PROMPT 1: In the source passage, what did the disciples learn about translation?
PROMPT 2: Put this sentence from the source passage into Spanish: "They came to a halt in front of Jesus and their spokesman filled in the details."
PROMPT 3: From the source passage, copy the words from "The disciples learned" to "hurt and anger.".
== SOURCE PASSAGE ==
Then into that twisted and warped life there came one known as Jesus of Nazareth. The townfolk would not let Zacchaeus near him, but Zacchaeus was seeking the truth and Christ was seeking Zacchaeus. They met — and Christ spoke to him probably the first kind words he had heard in years, offered to be his luncheon companion, melted that cold heart, and won him back to God. Zacchaeus then became a translator, rightly interpreting what love required of one who has wronged his fellowman.
Christ was teaching one day and was well into a deep and searching message when a party of women and children arrived on the scene. No doubt they had come a long way and were eager and excited at seeing him of whom they had heard such wonderful things. They pressed forward with their little children, yearning to have him bless them. But the disciples stood in their way, angrily pushing them back, shooing the children off and scolding them for daring to disturb so great a man. After all, women and children were property, chattels of a patriarchal society, not worthy to take up the time of a Messiah!
The disciples learned something about translation that day; words of love are hollow if they are not associated with acts of love. Christ called the women back, took their little ones into his arms and blessed them, sent them away filled with joy and wonder instead of hurt and anger.
How shall we treat the one who has done wrong, the one who has sinned in the eyes of people? Can love be translated even here? John remembered this incident: Christ was talking to the people one day when a crowd came down the street. As they drew closer it could be seen that they were harshly pushing and dragging a frightened woman. They came to a halt in front of Jesus and their spokesman filled in the details. This woman was found in the act of adultery. According to the law she should be stoned to death. There was little doubt that they had made up their minds as to her fate, but for the purpose of taunting Jesus, they asked his opinion.
===
== MATERIAL SUPPLIED ==
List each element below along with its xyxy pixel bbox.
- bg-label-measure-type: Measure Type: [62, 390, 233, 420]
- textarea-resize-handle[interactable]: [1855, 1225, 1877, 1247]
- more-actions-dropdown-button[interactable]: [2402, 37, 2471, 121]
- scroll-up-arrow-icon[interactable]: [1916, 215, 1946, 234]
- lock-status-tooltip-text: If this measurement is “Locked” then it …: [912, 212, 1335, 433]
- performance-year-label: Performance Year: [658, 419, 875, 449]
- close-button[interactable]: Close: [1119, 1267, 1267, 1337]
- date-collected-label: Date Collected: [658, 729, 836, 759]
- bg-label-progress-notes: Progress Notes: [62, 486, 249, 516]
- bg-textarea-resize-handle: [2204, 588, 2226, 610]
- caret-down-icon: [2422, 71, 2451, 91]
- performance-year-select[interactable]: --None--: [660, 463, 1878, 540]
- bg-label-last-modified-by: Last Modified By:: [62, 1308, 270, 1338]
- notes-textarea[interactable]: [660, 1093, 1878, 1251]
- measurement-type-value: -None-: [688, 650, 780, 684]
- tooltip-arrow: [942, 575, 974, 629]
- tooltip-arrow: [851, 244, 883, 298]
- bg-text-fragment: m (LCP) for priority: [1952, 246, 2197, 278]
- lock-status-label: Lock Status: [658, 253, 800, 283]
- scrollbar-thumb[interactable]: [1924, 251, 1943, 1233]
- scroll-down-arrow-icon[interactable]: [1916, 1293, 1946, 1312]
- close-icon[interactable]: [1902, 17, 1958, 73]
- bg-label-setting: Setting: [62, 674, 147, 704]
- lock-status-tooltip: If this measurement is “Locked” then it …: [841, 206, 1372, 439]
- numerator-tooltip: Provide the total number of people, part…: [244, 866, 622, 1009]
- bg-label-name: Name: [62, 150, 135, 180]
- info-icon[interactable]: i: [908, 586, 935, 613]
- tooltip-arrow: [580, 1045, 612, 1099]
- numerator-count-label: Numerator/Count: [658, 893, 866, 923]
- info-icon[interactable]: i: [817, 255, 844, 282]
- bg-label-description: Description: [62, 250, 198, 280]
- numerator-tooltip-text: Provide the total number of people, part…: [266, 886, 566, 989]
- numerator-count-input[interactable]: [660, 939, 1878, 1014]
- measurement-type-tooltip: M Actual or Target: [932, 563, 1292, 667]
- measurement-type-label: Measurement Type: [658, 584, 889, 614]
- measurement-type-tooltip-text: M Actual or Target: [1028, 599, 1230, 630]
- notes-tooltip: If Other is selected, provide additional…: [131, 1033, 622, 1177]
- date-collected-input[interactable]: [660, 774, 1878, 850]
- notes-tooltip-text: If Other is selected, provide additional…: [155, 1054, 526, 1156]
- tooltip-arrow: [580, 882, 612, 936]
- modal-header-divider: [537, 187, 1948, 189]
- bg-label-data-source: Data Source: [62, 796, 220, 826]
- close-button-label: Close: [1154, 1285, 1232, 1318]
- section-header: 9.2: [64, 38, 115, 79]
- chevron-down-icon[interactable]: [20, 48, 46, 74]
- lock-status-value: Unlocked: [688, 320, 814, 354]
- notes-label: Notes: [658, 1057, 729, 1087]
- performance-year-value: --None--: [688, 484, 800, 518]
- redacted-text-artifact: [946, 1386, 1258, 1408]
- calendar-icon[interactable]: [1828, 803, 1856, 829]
===
TASK OUTPUT 1: Words of love are hollow if they are not associated with acts of love.

TASK OUTPUT 2: Se detuvieron frente a Jesús y su portavoz dio los detalles.

TASK OUTPUT 3:
The disciples learned something about translation that day; words of love are hollow if they are not associated with acts of love. Christ called the women back, took their little ones into his arms and blessed them, sent them away filled with joy and wonder instead of hurt and anger.